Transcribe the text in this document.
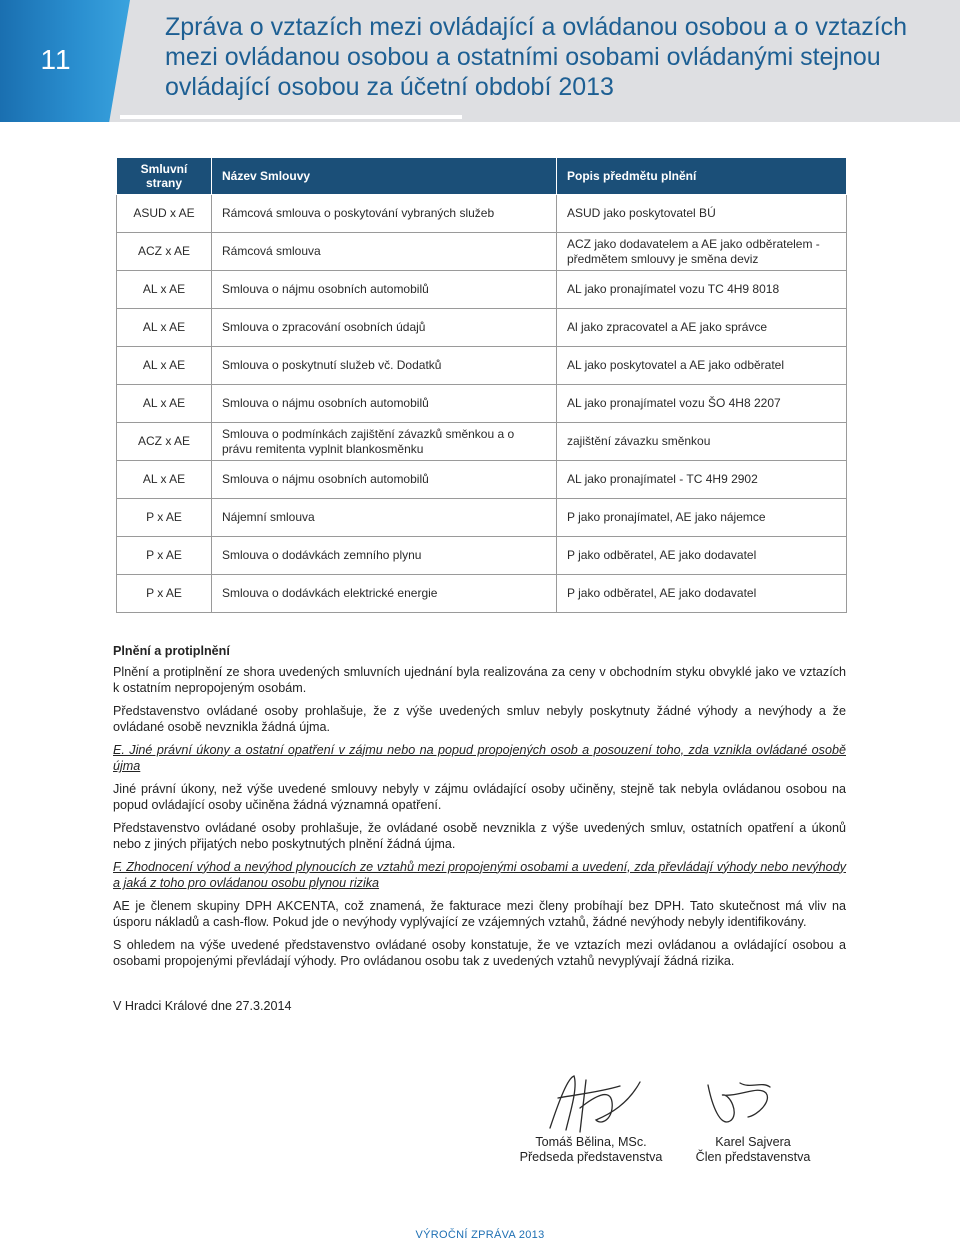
11
Zpráva o vztazích mezi ovládající a ovládanou osobou a o vztazích mezi ovládanou osobou a ostatními osobami ovládanými stejnou ovládající osobou za účetní období 2013
Smluvní strany	Název Smlouvy	Popis předmětu plnění
ASUD x AE	Rámcová smlouva o poskytování vybraných služeb	ASUD jako poskytovatel BÚ
ACZ x AE	Rámcová smlouva	ACZ jako dodavatelem a AE jako odběratelem - předmětem smlouvy je směna deviz
AL x AE	Smlouva o nájmu osobních automobilů	AL jako pronajímatel vozu TC 4H9 8018
AL x AE	Smlouva o zpracování osobních údajů	Al jako zpracovatel a AE jako správce
AL x AE	Smlouva o poskytnutí služeb vč. Dodatků	AL jako poskytovatel a AE jako odběratel
AL x AE	Smlouva o nájmu osobních automobilů	AL jako pronajímatel vozu ŠO 4H8 2207
ACZ x AE	Smlouva o podmínkách zajištění závazků směnkou a o právu remitenta vyplnit blankosměnku	zajištění závazku směnkou
AL x AE	Smlouva o nájmu osobních automobilů	AL jako pronajímatel - TC 4H9 2902
P x AE	Nájemní smlouva	P jako pronajímatel, AE jako nájemce
P x AE	Smlouva o dodávkách zemního plynu	P jako odběratel, AE jako dodavatel
P x AE	Smlouva o dodávkách elektrické energie	P jako odběratel, AE jako dodavatel

Plnění a protiplnění

Plnění a protiplnění ze shora uvedených smluvních ujednání byla realizována za ceny v obchodním styku obvyklé jako ve vztazích k ostatním nepropojeným osobám.

Představenstvo ovládané osoby prohlašuje, že z výše uvedených smluv nebyly poskytnuty žádné výhody a nevýhody a že ovládané osobě nevznikla žádná újma.

E. Jiné právní úkony a ostatní opatření v zájmu nebo na popud propojených osob a posouzení toho, zda vznikla ovládané osobě újma

Jiné právní úkony, než výše uvedené smlouvy nebyly v zájmu ovládající osoby učiněny, stejně tak nebyla ovládanou osobou na popud ovládající osoby učiněna žádná významná opatření.

Představenstvo ovládané osoby prohlašuje, že ovládané osobě nevznikla z výše uvedených smluv, ostatních opatření a úkonů nebo z jiných přijatých nebo poskytnutých plnění žádná újma.

F. Zhodnocení výhod a nevýhod plynoucích ze vztahů mezi propojenými osobami a uvedení, zda převládají výhody nebo nevýhody a jaká z toho pro ovládanou osobu plynou rizika

AE je členem skupiny DPH AKCENTA, což znamená, že fakturace mezi členy probíhají bez DPH. Tato skutečnost má vliv na úsporu nákladů a cash-flow. Pokud jde o nevýhody vyplývající ze vzájemných vztahů, žádné nevýhody nebyly identifikovány.

S ohledem na výše uvedené představenstvo ovládané osoby konstatuje, že ve vztazích mezi ovládanou a ovládající osobou a osobami propojenými převládají výhody. Pro ovládanou osobu tak z uvedených vztahů nevyplývají žádná rizika.

V Hradci Králové dne 27.3.2014

Tomáš Bělina, MSc.
Předseda představenstva
Karel Sajvera
Člen představenstva
VÝROČNÍ ZPRÁVA 2013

=-=-=

> _Your goal_
Copy every line of the data exactly as written, excluding the pictures.

> _The answer_
Transcribe the text in this document.
11
Zpráva o vztazích mezi ovládající a ovládanou osobou a o vztazích mezi ovládanou osobou a ostatními osobami ovládanými stejnou ovládající osobou za účetní období 2013
Smluvní strany	Název Smlouvy	Popis předmětu plnění
ASUD x AE	Rámcová smlouva o poskytování vybraných služeb	ASUD jako poskytovatel BÚ
ACZ x AE	Rámcová smlouva	ACZ jako dodavatelem a AE jako odběratelem - předmětem smlouvy je směna deviz
AL x AE	Smlouva o nájmu osobních automobilů	AL jako pronajímatel vozu TC 4H9 8018
AL x AE	Smlouva o zpracování osobních údajů	Al jako zpracovatel a AE jako správce
AL x AE	Smlouva o poskytnutí služeb vč. Dodatků	AL jako poskytovatel a AE jako odběratel
AL x AE	Smlouva o nájmu osobních automobilů	AL jako pronajímatel vozu ŠO 4H8 2207
ACZ x AE	Smlouva o podmínkách zajištění závazků směnkou a o právu remitenta vyplnit blankosměnku	zajištění závazku směnkou
AL x AE	Smlouva o nájmu osobních automobilů	AL jako pronajímatel - TC 4H9 2902
P x AE	Nájemní smlouva	P jako pronajímatel, AE jako nájemce
P x AE	Smlouva o dodávkách zemního plynu	P jako odběratel, AE jako dodavatel
P x AE	Smlouva o dodávkách elektrické energie	P jako odběratel, AE jako dodavatel

Plnění a protiplnění

Plnění a protiplnění ze shora uvedených smluvních ujednání byla realizována za ceny v obchodním styku obvyklé jako ve vztazích k ostatním nepropojeným osobám.

Představenstvo ovládané osoby prohlašuje, že z výše uvedených smluv nebyly poskytnuty žádné výhody a nevýhody a že ovládané osobě nevznikla žádná újma.

E. Jiné právní úkony a ostatní opatření v zájmu nebo na popud propojených osob a posouzení toho, zda vznikla ovládané osobě újma

Jiné právní úkony, než výše uvedené smlouvy nebyly v zájmu ovládající osoby učiněny, stejně tak nebyla ovládanou osobou na popud ovládající osoby učiněna žádná významná opatření.

Představenstvo ovládané osoby prohlašuje, že ovládané osobě nevznikla z výše uvedených smluv, ostatních opatření a úkonů nebo z jiných přijatých nebo poskytnutých plnění žádná újma.

F. Zhodnocení výhod a nevýhod plynoucích ze vztahů mezi propojenými osobami a uvedení, zda převládají výhody nebo nevýhody a jaká z toho pro ovládanou osobu plynou rizika

AE je členem skupiny DPH AKCENTA, což znamená, že fakturace mezi členy probíhají bez DPH. Tato skutečnost má vliv na úsporu nákladů a cash-flow. Pokud jde o nevýhody vyplývající ze vzájemných vztahů, žádné nevýhody nebyly identifikovány.

S ohledem na výše uvedené představenstvo ovládané osoby konstatuje, že ve vztazích mezi ovládanou a ovládající osobou a osobami propojenými převládají výhody. Pro ovládanou osobu tak z uvedených vztahů nevyplývají žádná rizika.

V Hradci Králové dne 27.3.2014

Tomáš Bělina, MSc.
Předseda představenstva
Karel Sajvera
Člen představenstva
VÝROČNÍ ZPRÁVA 2013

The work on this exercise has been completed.